| Data supplied |
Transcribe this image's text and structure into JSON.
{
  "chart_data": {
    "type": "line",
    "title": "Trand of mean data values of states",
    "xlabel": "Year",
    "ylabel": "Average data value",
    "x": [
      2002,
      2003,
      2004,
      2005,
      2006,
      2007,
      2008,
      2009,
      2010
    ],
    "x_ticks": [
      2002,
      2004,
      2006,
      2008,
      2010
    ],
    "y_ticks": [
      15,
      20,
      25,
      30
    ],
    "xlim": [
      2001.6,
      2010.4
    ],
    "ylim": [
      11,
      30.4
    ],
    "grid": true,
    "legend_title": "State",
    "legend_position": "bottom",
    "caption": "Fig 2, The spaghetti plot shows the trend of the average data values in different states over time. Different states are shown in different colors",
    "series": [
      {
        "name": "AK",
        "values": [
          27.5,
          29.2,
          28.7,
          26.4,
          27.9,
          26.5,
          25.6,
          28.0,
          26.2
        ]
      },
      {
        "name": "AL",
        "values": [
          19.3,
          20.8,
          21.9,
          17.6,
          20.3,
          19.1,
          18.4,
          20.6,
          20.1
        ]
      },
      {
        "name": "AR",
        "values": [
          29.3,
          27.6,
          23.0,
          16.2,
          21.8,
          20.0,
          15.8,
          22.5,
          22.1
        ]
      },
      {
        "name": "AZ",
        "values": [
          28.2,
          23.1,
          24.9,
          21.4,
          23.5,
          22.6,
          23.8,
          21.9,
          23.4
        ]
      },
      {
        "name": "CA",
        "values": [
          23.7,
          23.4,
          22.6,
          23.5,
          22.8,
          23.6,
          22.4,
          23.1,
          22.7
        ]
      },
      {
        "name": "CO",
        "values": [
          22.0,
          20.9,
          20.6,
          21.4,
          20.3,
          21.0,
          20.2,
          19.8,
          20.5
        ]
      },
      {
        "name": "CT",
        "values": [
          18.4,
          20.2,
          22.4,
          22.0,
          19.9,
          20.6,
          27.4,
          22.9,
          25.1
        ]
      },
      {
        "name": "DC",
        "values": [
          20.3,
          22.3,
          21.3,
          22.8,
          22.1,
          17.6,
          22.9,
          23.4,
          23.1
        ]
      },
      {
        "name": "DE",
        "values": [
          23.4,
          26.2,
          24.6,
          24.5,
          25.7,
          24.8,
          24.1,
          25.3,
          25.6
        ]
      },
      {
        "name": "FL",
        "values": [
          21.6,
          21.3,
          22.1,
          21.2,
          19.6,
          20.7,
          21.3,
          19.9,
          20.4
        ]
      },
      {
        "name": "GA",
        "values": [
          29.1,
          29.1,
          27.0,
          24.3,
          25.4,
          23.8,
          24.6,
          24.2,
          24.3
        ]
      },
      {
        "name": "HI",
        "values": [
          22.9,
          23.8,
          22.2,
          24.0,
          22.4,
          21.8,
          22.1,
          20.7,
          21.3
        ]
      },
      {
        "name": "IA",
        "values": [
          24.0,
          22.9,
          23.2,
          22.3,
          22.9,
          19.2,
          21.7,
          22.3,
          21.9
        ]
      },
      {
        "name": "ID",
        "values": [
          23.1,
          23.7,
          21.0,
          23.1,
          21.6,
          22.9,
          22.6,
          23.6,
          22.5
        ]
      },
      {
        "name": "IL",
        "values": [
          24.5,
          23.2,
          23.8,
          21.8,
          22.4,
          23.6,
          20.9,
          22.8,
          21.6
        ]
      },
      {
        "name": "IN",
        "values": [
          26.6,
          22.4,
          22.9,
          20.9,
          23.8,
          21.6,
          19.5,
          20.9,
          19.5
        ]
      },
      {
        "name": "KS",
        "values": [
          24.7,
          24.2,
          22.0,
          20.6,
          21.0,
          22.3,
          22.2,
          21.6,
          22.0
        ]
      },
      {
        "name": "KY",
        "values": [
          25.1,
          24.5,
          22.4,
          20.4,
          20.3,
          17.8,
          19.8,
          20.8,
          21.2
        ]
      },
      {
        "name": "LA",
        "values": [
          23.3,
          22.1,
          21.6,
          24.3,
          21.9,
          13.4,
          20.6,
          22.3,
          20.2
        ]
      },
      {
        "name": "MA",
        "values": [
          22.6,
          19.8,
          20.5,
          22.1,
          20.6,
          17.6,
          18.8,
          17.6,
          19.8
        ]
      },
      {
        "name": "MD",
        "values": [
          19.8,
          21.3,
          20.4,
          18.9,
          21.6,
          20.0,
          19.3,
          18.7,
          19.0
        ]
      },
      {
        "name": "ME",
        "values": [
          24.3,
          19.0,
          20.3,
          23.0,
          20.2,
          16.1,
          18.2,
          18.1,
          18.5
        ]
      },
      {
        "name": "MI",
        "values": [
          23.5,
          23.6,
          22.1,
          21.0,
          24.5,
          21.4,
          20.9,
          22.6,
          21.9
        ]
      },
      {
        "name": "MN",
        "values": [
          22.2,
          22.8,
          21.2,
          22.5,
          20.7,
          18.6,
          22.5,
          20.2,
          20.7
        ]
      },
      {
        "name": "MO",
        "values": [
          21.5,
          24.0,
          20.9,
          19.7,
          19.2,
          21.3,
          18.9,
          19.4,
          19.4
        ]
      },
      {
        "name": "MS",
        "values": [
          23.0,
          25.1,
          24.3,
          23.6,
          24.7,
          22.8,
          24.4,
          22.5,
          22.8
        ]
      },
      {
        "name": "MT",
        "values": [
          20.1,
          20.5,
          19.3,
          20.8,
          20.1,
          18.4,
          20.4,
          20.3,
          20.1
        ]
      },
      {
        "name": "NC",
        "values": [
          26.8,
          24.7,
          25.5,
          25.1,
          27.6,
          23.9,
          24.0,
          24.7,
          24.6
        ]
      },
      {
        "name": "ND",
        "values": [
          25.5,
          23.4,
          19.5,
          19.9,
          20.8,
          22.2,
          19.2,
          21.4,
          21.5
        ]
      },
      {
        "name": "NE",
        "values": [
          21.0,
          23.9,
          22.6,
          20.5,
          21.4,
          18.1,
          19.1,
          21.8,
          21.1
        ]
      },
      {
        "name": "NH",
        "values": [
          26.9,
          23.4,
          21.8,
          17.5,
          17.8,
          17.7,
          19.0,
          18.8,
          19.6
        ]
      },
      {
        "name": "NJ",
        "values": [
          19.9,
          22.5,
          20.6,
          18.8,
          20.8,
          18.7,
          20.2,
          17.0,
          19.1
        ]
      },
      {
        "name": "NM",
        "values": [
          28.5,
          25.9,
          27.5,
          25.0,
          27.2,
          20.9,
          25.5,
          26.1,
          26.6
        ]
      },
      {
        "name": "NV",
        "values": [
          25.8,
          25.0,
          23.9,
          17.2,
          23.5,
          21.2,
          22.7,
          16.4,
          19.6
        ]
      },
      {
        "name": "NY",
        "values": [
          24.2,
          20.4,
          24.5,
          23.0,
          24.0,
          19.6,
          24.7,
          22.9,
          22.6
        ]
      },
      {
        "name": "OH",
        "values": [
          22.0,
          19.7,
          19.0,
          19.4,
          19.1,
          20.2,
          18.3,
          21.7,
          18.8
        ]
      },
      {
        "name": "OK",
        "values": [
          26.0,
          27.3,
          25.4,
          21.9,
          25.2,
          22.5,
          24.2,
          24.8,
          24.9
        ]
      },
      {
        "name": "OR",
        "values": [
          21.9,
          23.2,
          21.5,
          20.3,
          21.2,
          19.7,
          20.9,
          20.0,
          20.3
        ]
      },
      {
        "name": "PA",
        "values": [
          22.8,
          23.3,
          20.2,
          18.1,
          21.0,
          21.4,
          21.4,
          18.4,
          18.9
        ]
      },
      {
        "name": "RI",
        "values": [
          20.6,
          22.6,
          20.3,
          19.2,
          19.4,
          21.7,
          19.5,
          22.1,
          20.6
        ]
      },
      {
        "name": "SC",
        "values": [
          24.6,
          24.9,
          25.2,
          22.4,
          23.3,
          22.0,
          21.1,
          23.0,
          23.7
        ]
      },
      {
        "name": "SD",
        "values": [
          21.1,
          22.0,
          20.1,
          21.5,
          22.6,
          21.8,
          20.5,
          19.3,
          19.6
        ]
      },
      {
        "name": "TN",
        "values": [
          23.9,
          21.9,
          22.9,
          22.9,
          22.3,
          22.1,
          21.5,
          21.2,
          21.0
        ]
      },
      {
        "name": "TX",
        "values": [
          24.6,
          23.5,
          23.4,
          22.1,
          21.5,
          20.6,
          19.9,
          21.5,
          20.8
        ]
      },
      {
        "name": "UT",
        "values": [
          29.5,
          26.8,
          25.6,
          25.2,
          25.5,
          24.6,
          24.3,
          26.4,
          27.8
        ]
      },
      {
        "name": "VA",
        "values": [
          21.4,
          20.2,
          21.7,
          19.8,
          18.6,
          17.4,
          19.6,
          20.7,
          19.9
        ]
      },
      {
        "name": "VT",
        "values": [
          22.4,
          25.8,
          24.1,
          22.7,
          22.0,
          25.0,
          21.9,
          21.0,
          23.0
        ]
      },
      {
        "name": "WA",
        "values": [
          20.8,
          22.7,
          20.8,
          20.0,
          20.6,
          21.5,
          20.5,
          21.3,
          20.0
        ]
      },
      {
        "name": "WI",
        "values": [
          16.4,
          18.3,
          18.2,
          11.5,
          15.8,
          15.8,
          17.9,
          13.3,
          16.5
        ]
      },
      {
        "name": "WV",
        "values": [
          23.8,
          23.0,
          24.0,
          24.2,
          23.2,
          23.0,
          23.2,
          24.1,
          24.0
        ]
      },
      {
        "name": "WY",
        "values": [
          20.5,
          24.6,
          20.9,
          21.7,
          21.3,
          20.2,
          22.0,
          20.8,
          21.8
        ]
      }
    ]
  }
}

| Task to complete |
Using the listing above, pull out all lines that hold the word "states".

| Answer to this problem |
    "title": "Trand of mean data values of states",
    "caption": "Fig 2, The spaghetti plot shows the trend of the average data values in different states over time. Different states are shown in different colors",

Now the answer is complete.